Stated goal
Using the listing below, select the lines with the word "text" and copy them.

Material for this task
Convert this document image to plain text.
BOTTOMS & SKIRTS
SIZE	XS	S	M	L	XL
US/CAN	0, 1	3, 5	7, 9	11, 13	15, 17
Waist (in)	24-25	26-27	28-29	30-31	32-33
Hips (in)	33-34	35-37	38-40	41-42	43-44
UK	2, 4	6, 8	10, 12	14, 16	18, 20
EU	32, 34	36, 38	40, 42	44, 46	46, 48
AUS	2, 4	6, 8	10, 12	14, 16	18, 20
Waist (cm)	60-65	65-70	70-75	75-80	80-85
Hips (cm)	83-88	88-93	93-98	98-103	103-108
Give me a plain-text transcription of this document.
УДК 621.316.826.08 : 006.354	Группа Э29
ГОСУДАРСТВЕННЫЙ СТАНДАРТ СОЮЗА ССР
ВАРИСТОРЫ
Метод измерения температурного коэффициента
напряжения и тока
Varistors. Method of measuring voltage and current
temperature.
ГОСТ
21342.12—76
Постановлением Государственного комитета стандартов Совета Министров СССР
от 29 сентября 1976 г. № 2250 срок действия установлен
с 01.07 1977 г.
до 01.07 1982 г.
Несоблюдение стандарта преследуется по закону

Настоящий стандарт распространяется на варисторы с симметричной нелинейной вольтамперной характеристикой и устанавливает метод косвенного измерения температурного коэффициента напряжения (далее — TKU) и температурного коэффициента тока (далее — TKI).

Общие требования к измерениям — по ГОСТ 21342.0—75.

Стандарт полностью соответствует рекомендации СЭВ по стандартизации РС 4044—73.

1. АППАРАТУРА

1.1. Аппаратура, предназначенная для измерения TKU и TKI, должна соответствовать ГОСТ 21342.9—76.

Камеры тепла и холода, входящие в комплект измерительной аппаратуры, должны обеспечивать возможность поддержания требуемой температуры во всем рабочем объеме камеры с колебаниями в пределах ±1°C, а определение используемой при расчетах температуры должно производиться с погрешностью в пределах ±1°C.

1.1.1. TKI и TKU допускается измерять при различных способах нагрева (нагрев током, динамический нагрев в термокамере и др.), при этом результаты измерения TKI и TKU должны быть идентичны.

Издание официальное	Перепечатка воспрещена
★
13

Written solution
Convert this document image to plain text.
Give me a plain-text transcription of this document.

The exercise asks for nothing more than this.